RECORDS SUPPLIED:
%%
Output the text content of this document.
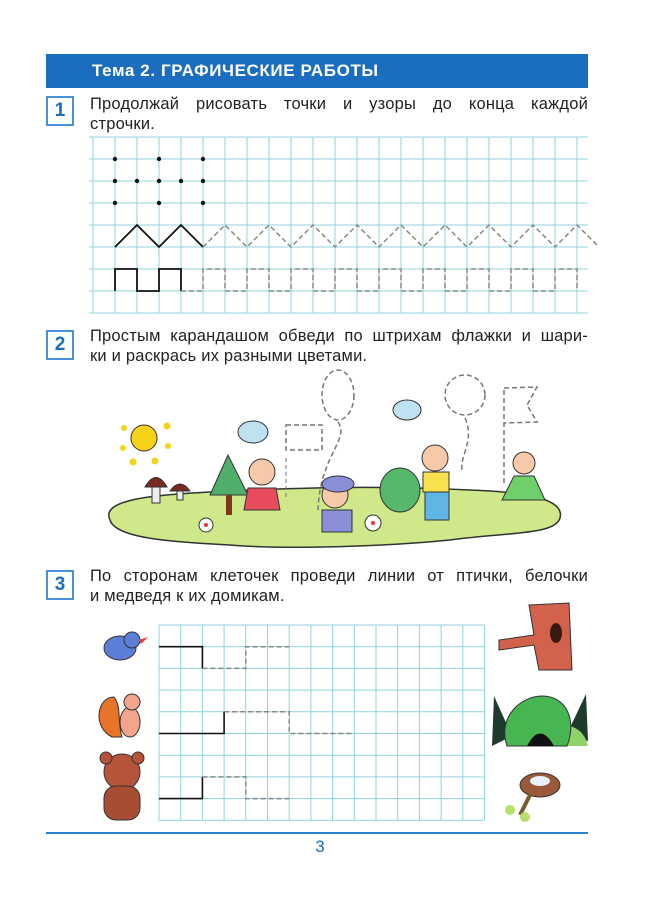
Тема 2. ГРАФИЧЕСКИЕ РАБОТЫ
1	Продолжай рисовать точки и узоры до конца каждой
строчки.
2	Простым карандашом обведи по штрихам флажки и шари-
ки и раскрась их разными цветами.
3	По сторонам клеточек проведи линии от птички, белочки
и медведя к их домикам.
3
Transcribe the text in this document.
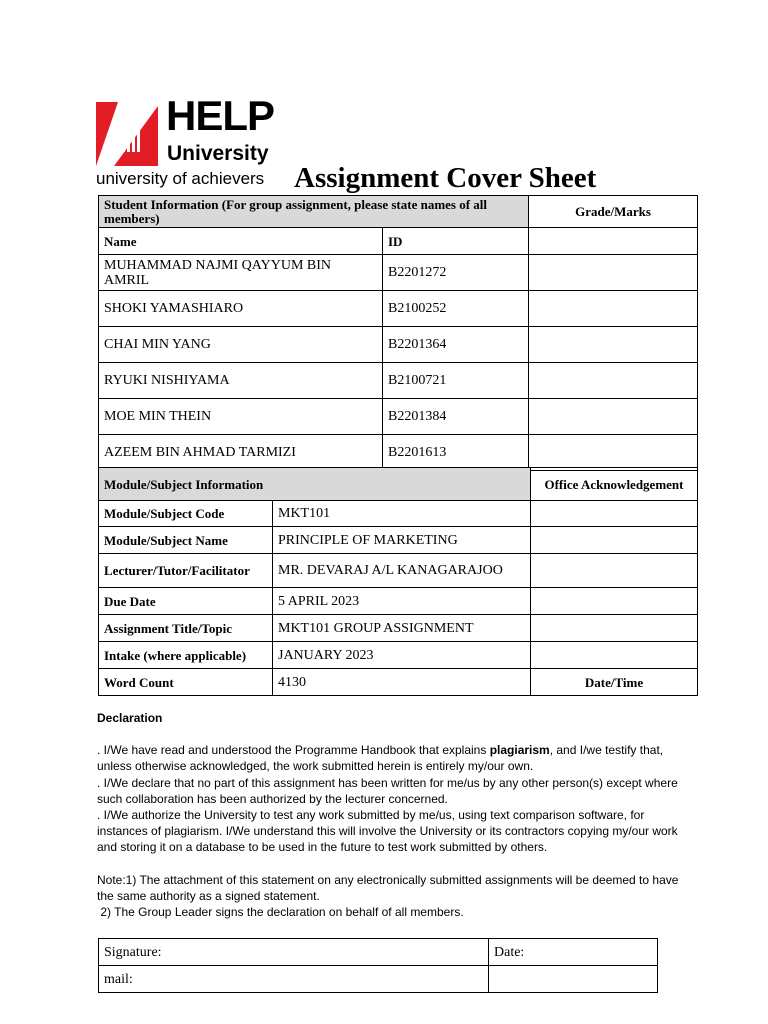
HELP
University
university of achievers Assignment Cover Sheet
Student Information (For group assignment, please state names of all members)		Grade/Marks
Name	ID	
MUHAMMAD NAJMI QAYYUM BIN AMRIL	B2201272	
SHOKI YAMASHIARO	B2100252	
CHAI MIN YANG	B2201364	
RYUKI NISHIYAMA	B2100721	
MOE MIN THEIN	B2201384	
AZEEM BIN AHMAD TARMIZI	B2201613	
Module/Subject Information		Office Acknowledgement
Module/Subject Code	MKT101	
Module/Subject Name	PRINCIPLE OF MARKETING	
Lecturer/Tutor/Facilitator	MR. DEVARAJ A/L KANAGARAJOO	
Due Date	5 APRIL 2023	
Assignment Title/Topic	MKT101 GROUP ASSIGNMENT	
Intake (where applicable)	JANUARY 2023	
Word Count	4130	Date/Time

Declaration

. I/We have read and understood the Programme Handbook that explains plagiarism, and I/we testify that, unless otherwise acknowledged, the work submitted herein is entirely my/our own.

. I/We declare that no part of this assignment has been written for me/us by any other person(s) except where such collaboration has been authorized by the lecturer concerned.

. I/We authorize the University to test any work submitted by me/us, using text comparison software, for instances of plagiarism. I/We understand this will involve the University or its contractors copying my/our work and storing it on a database to be used in the future to test work submitted by others.

Note:1) The attachment of this statement on any electronically submitted assignments will be deemed to have the same authority as a signed statement.

2) The Group Leader signs the declaration on behalf of all members.

Signature:	Date:
mail:	
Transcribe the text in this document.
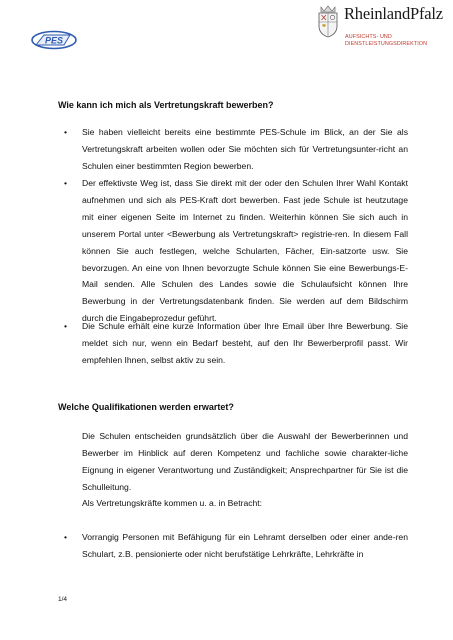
PES
RheinlandPfalz
AUFSICHTS- UND
DIENSTLEISTUNGSDIREKTION
Wie kann ich mich als Vertretungskraft bewerben?
• Sie haben vielleicht bereits eine bestimmte PES-Schule im Blick, an der Sie als Vertretungskraft arbeiten wollen oder Sie möchten sich für Vertretungsunter-richt an Schulen einer bestimmten Region bewerben.
• Der effektivste Weg ist, dass Sie direkt mit der oder den Schulen Ihrer Wahl Kontakt aufnehmen und sich als PES-Kraft dort bewerben. Fast jede Schule ist heutzutage mit einer eigenen Seite im Internet zu finden. Weiterhin können Sie sich auch in unserem Portal unter <Bewerbung als Vertretungskraft> registrie-ren. In diesem Fall können Sie auch festlegen, welche Schularten, Fächer, Ein-satzorte usw. Sie bevorzugen. An eine von Ihnen bevorzugte Schule können Sie eine Bewerbungs-E-Mail senden. Alle Schulen des Landes sowie die Schulaufsicht können Ihre Bewerbung in der Vertretungsdatenbank finden. Sie werden auf dem Bildschirm durch die Eingabeprozedur geführt.
• Die Schule erhält eine kurze Information über Ihre Email über Ihre Bewerbung. Sie meldet sich nur, wenn ein Bedarf besteht, auf den Ihr Bewerberprofil passt. Wir empfehlen Ihnen, selbst aktiv zu sein.
Welche Qualifikationen werden erwartet?
Die Schulen entscheiden grundsätzlich über die Auswahl der Bewerberinnen und Bewerber im Hinblick auf deren Kompetenz und fachliche sowie charakter-liche Eignung in eigener Verantwortung und Zuständigkeit; Ansprechpartner für Sie ist die Schulleitung.
Als Vertretungskräfte kommen u. a. in Betracht:
• Vorrangig Personen mit Befähigung für ein Lehramt derselben oder einer ande-ren Schulart, z.B. pensionierte oder nicht berufstätige Lehrkräfte, Lehrkräfte in
1/4
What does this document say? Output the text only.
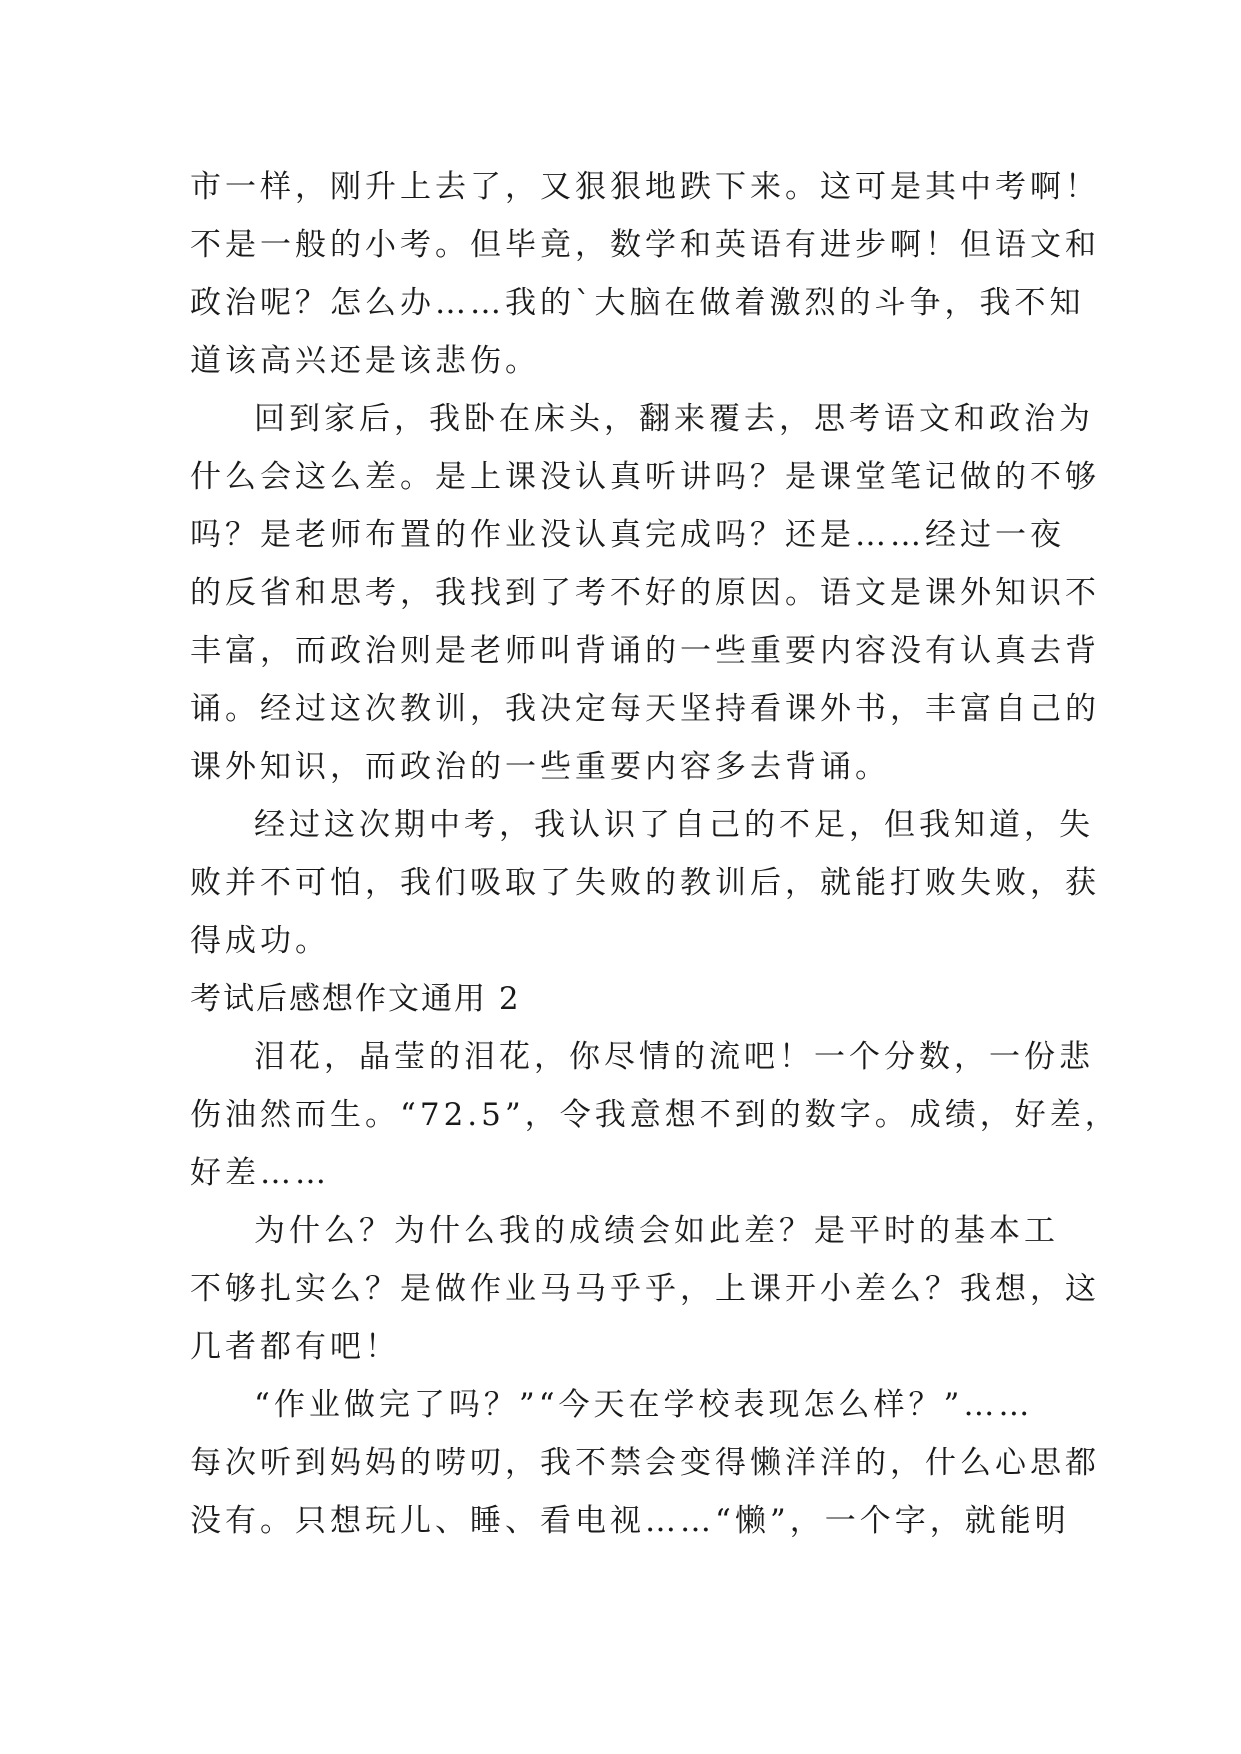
市一样，刚升上去了，又狠狠地跌下来。这可是其中考啊！
不是一般的小考。但毕竟，数学和英语有进步啊！但语文和
政治呢？怎么办……我的`大脑在做着激烈的斗争，我不知
道该高兴还是该悲伤。
回到家后，我卧在床头，翻来覆去，思考语文和政治为
什么会这么差。是上课没认真听讲吗？是课堂笔记做的不够
吗？是老师布置的作业没认真完成吗？还是……经过一夜
的反省和思考，我找到了考不好的原因。语文是课外知识不
丰富，而政治则是老师叫背诵的一些重要内容没有认真去背
诵。经过这次教训，我决定每天坚持看课外书，丰富自己的
课外知识，而政治的一些重要内容多去背诵。
经过这次期中考，我认识了自己的不足，但我知道，失
败并不可怕，我们吸取了失败的教训后，就能打败失败，获
得成功。
考试后感想作文通用 2
泪花，晶莹的泪花，你尽情的流吧！一个分数，一份悲
伤油然而生。“72.5”，令我意想不到的数字。成绩，好差，
好差……
为什么？为什么我的成绩会如此差？是平时的基本工
不够扎实么？是做作业马马乎乎，上课开小差么？我想，这
几者都有吧！
“作业做完了吗？”“今天在学校表现怎么样？”……
每次听到妈妈的唠叨，我不禁会变得懒洋洋的，什么心思都
没有。只想玩儿、睡、看电视……“懒”，一个字，就能明
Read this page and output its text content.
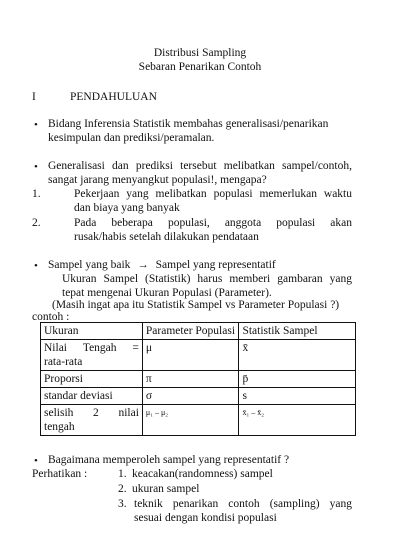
Distribusi Sampling
Sebaran Penarikan Contoh
I	PENDAHULUAN
• Bidang Inferensia Statistik membahas generalisasi/penarikan
kesimpulan dan prediksi/peramalan.
• Generalisasi dan prediksi tersebut melibatkan sampel/contoh,
sangat jarang menyangkut populasi!, mengapa?
1.	Pekerjaan yang melibatkan populasi memerlukan waktu
dan biaya yang banyak
2.	Pada beberapa populasi, anggota populasi akan
rusak/habis setelah dilakukan pendataan
• Sampel yang baik → Sampel yang representatif
Ukuran Sampel (Statistik) harus memberi gambaran yang
tepat mengenai Ukuran Populasi (Parameter).
(Masih ingat apa itu Statistik Sampel vs Parameter Populasi ?)
contoh :
Ukuran	Parameter Populasi	Statistik Sampel

Nilai Tengah =
rata-rata	μ	x̄
Proporsi	π	p̄
standar deviasi	σ	s

selisih 2 nilai
tengah	μ₁ – μ₂	x̄₁ – x̄₂
• Bagaimana memperoleh sampel yang representatif ?
Perhatikan :	1. keacakan(randomness) sampel
2. ukuran sampel
3. teknik penarikan contoh (sampling) yang
sesuai dengan kondisi populasi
%%
GIVEN TASK: Every line of the records that includes the word "members" should be gathered.

SOLUTION:
Student Information (For group assignment, please state names of all members)		Grade/Marks
2) The Group Leader signs the declaration on behalf of all members.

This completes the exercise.